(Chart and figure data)
____________________

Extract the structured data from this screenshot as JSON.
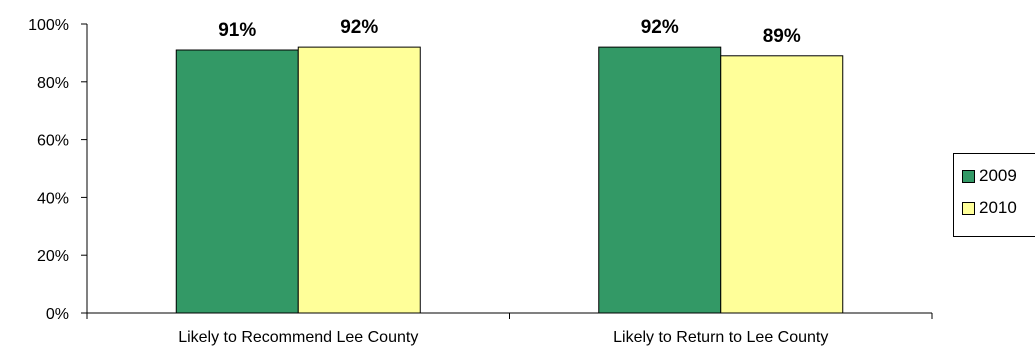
{
  "chart_data": {
    "type": "bar",
    "categories": [
      "Likely to Recommend Lee County",
      "Likely to Return to Lee County"
    ],
    "series": [
      {
        "name": "2009",
        "values": [
          91,
          92
        ],
        "labels": [
          "91%",
          "92%"
        ],
        "color": "#339966"
      },
      {
        "name": "2010",
        "values": [
          92,
          89
        ],
        "labels": [
          "92%",
          "89%"
        ],
        "color": "#FFFF99"
      }
    ],
    "ylim": [
      0,
      100
    ],
    "yticks": [
      "0%",
      "20%",
      "40%",
      "60%",
      "80%",
      "100%"
    ],
    "grid": false,
    "legend": "right"
  }
}
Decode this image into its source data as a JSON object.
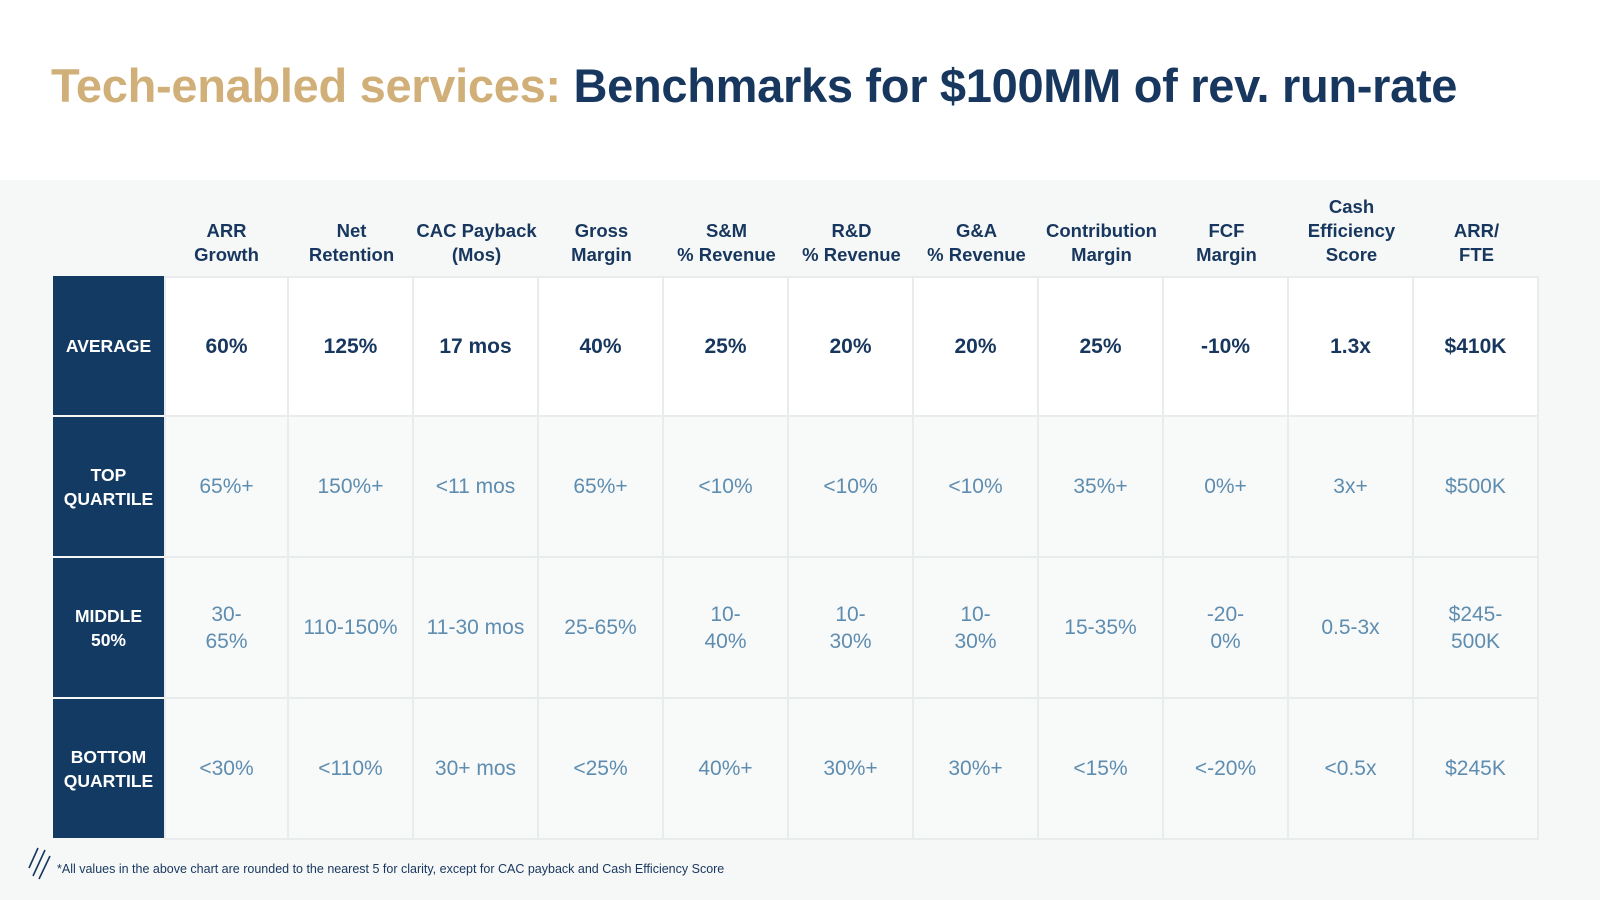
{
  "title": {
    "accent": "Tech-enabled services:",
    "main": "Benchmarks for $100MM of rev. run-rate"
  },
  "columns": [
    "ARR\nGrowth",
    "Net\nRetention",
    "CAC Payback\n(Mos)",
    "Gross\nMargin",
    "S&M\n% Revenue",
    "R&D\n% Revenue",
    "G&A\n% Revenue",
    "Contribution\nMargin",
    "FCF\nMargin",
    "Cash\nEfficiency\nScore",
    "ARR/\nFTE"
  ],
  "rows": [
    {
      "label": "AVERAGE",
      "values": [
        "60%",
        "125%",
        "17 mos",
        "40%",
        "25%",
        "20%",
        "20%",
        "25%",
        "-10%",
        "1.3x",
        "$410K"
      ]
    },
    {
      "label": "TOP\nQUARTILE",
      "values": [
        "65%+",
        "150%+",
        "<11 mos",
        "65%+",
        "<10%",
        "<10%",
        "<10%",
        "35%+",
        "0%+",
        "3x+",
        "$500K"
      ]
    },
    {
      "label": "MIDDLE\n50%",
      "values": [
        "30-\n65%",
        "110-150%",
        "11-30 mos",
        "25-65%",
        "10-\n40%",
        "10-\n30%",
        "10-\n30%",
        "15-35%",
        "-20-\n0%",
        "0.5-3x",
        "$245-\n500K"
      ]
    },
    {
      "label": "BOTTOM\nQUARTILE",
      "values": [
        "<30%",
        "<110%",
        "30+ mos",
        "<25%",
        "40%+",
        "30%+",
        "30%+",
        "<15%",
        "<-20%",
        "<0.5x",
        "$245K"
      ]
    }
  ],
  "footnote": "*All values in the above chart are rounded to the nearest 5 for clarity, except for CAC payback and Cash Efficiency Score",
  "colors": {
    "accent": "#D1AF78",
    "navy": "#17375E",
    "row_label_bg": "#133A62",
    "value_blue": "#5E8DB0"
  },
  "logo_icon": "diagonal-stripes-logo-icon"
}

____________________

Search the entries for the string "Cash" and collect each line that has it.

    "Cash\nEfficiency\nScore",
  "footnote": "*All values in the above chart are rounded to the nearest 5 for clarity, except for CAC payback and Cash Efficiency Score",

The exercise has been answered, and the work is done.